- [Problem statement]: Below is some material; set it all down exactly, apart from the pictures.

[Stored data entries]
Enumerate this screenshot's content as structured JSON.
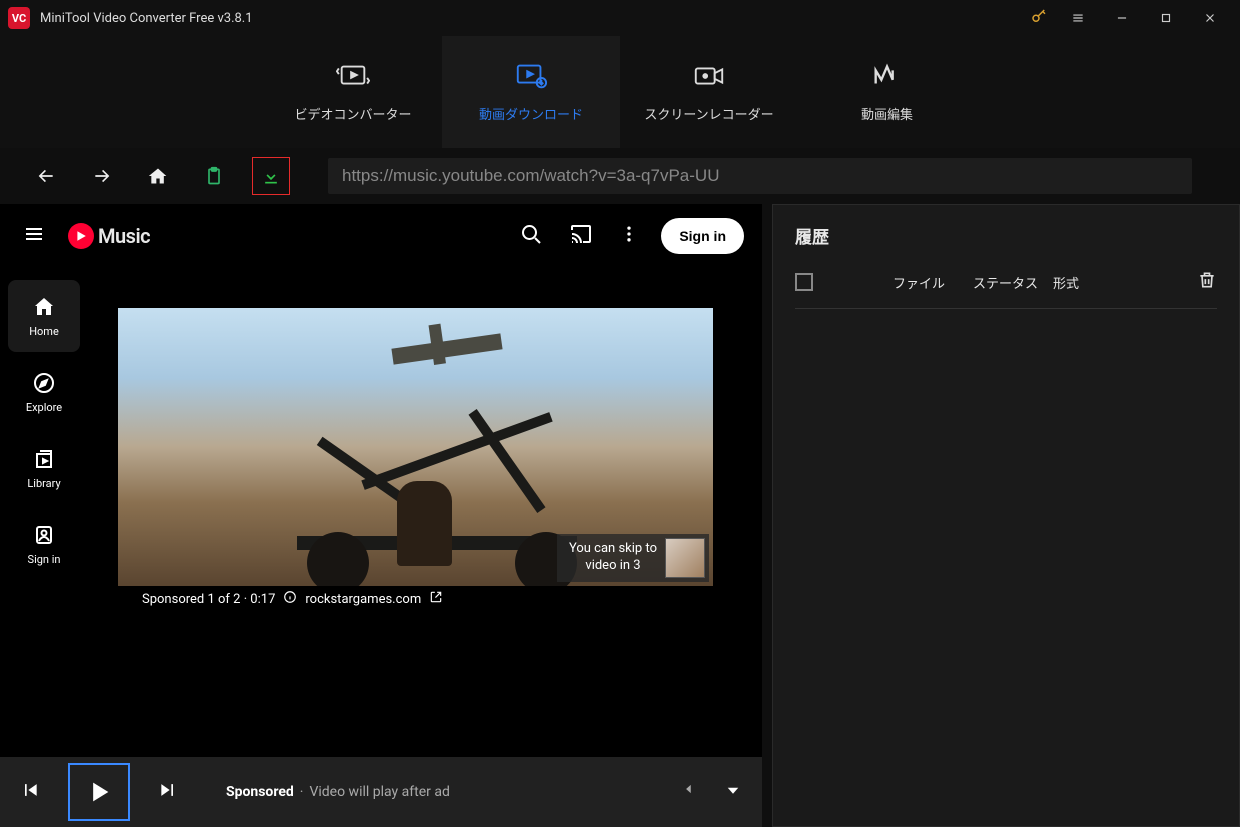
{
  "app": {
    "title": "MiniTool Video Converter Free v3.8.1"
  },
  "tabs": {
    "converter": "ビデオコンバーター",
    "download": "動画ダウンロード",
    "recorder": "スクリーンレコーダー",
    "editor": "動画編集"
  },
  "url": "https://music.youtube.com/watch?v=3a-q7vPa-UU",
  "yt": {
    "logo": "Music",
    "signin": "Sign in",
    "nav": {
      "home": "Home",
      "explore": "Explore",
      "library": "Library",
      "signin": "Sign in"
    },
    "skip": {
      "line1": "You can skip to",
      "line2": "video in 3"
    },
    "ad_meta": {
      "count": "Sponsored 1 of 2 · 0:17",
      "domain": "rockstargames.com"
    }
  },
  "player": {
    "sponsored": "Sponsored",
    "sub": "Video will play after ad"
  },
  "history": {
    "title": "履歴",
    "cols": {
      "file": "ファイル",
      "status": "ステータス",
      "format": "形式"
    }
  }
}
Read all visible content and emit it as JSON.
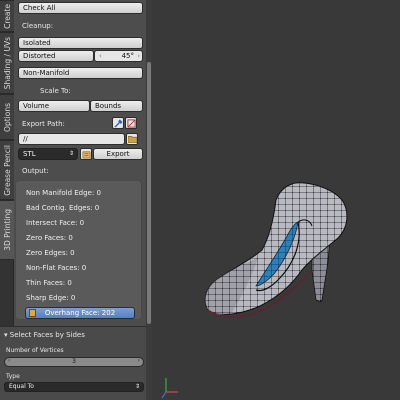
{
  "tabs": [
    {
      "label": "Create",
      "active": false
    },
    {
      "label": "Shading / UVs",
      "active": false
    },
    {
      "label": "Options",
      "active": false
    },
    {
      "label": "Grease Pencil",
      "active": false
    },
    {
      "label": "3D Printing",
      "active": true
    }
  ],
  "panel": {
    "check_all": "Check All",
    "cleanup_label": "Cleanup:",
    "isolated": "Isolated",
    "distorted": "Distorted",
    "distorted_angle": "45°",
    "non_manifold": "Non-Manifold",
    "scale_to_label": "Scale To:",
    "volume": "Volume",
    "bounds": "Bounds",
    "export_path_label": "Export Path:",
    "export_path_value": "//",
    "format_value": "STL",
    "export_button": "Export",
    "output_label": "Output:",
    "output_lines": [
      "Non Manifold Edge: 0",
      "Bad Contig. Edges: 0",
      "Intersect Face: 0",
      "Zero Faces: 0",
      "Zero Edges: 0",
      "Non-Flat Faces: 0",
      "Thin Faces: 0",
      "Sharp Edge: 0"
    ],
    "overhang_button": "Overhang Face: 202"
  },
  "redo": {
    "title": "Select Faces by Sides",
    "vertices_label": "Number of Vertices",
    "vertices_value": "3",
    "type_label": "Type",
    "type_value": "Equal To"
  },
  "colors": {
    "panel_bg": "#4d4d4d",
    "viewport_bg": "#393939",
    "button": "#d9d9d9",
    "selected_blue": "#5680c2",
    "face_highlight": "#2f7fb8"
  },
  "icons": {
    "eyedropper": "eyedropper-icon",
    "flip": "flip-icon",
    "folder": "folder-icon",
    "export_file": "export-file-icon"
  }
}
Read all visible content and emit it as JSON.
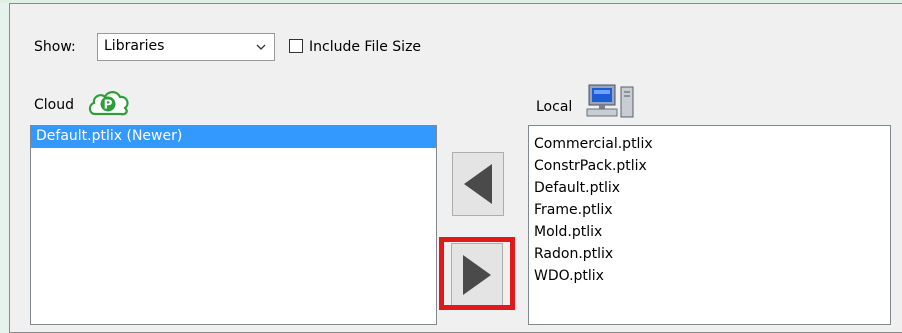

- [Exercise output]:
Enumerate this screenshot's content as structured JSON.
{
  "app": {
    "title": "MiniTool Video Converter Free v3.8.1"
  },
  "tabs": {
    "converter": "ビデオコンバーター",
    "download": "動画ダウンロード",
    "recorder": "スクリーンレコーダー",
    "editor": "動画編集"
  },
  "url": "https://music.youtube.com/watch?v=3a-q7vPa-UU",
  "yt": {
    "logo": "Music",
    "signin": "Sign in",
    "nav": {
      "home": "Home",
      "explore": "Explore",
      "library": "Library",
      "signin": "Sign in"
    },
    "skip": {
      "line1": "You can skip to",
      "line2": "video in 3"
    },
    "ad_meta": {
      "count": "Sponsored 1 of 2 · 0:17",
      "domain": "rockstargames.com"
    }
  },
  "player": {
    "sponsored": "Sponsored",
    "sub": "Video will play after ad"
  },
  "history": {
    "title": "履歴",
    "cols": {
      "file": "ファイル",
      "status": "ステータス",
      "format": "形式"
    }
  }
}
Read all visible content and emit it as JSON.
{
  "tabs": [
    {
      "label": "Create",
      "active": false
    },
    {
      "label": "Shading / UVs",
      "active": false
    },
    {
      "label": "Options",
      "active": false
    },
    {
      "label": "Grease Pencil",
      "active": false
    },
    {
      "label": "3D Printing",
      "active": true
    }
  ],
  "panel": {
    "check_all": "Check All",
    "cleanup_label": "Cleanup:",
    "isolated": "Isolated",
    "distorted": "Distorted",
    "distorted_angle": "45°",
    "non_manifold": "Non-Manifold",
    "scale_to_label": "Scale To:",
    "volume": "Volume",
    "bounds": "Bounds",
    "export_path_label": "Export Path:",
    "export_path_value": "//",
    "format_value": "STL",
    "export_button": "Export",
    "output_label": "Output:",
    "output_lines": [
      "Non Manifold Edge: 0",
      "Bad Contig. Edges: 0",
      "Intersect Face: 0",
      "Zero Faces: 0",
      "Zero Edges: 0",
      "Non-Flat Faces: 0",
      "Thin Faces: 0",
      "Sharp Edge: 0"
    ],
    "overhang_button": "Overhang Face: 202"
  },
  "redo": {
    "title": "Select Faces by Sides",
    "vertices_label": "Number of Vertices",
    "vertices_value": "3",
    "type_label": "Type",
    "type_value": "Equal To"
  },
  "colors": {
    "panel_bg": "#4d4d4d",
    "viewport_bg": "#393939",
    "button": "#d9d9d9",
    "selected_blue": "#5680c2",
    "face_highlight": "#2f7fb8"
  },
  "icons": {
    "eyedropper": "eyedropper-icon",
    "flip": "flip-icon",
    "folder": "folder-icon",
    "export_file": "export-file-icon"
  }
}
Read all visible content and emit it as JSON.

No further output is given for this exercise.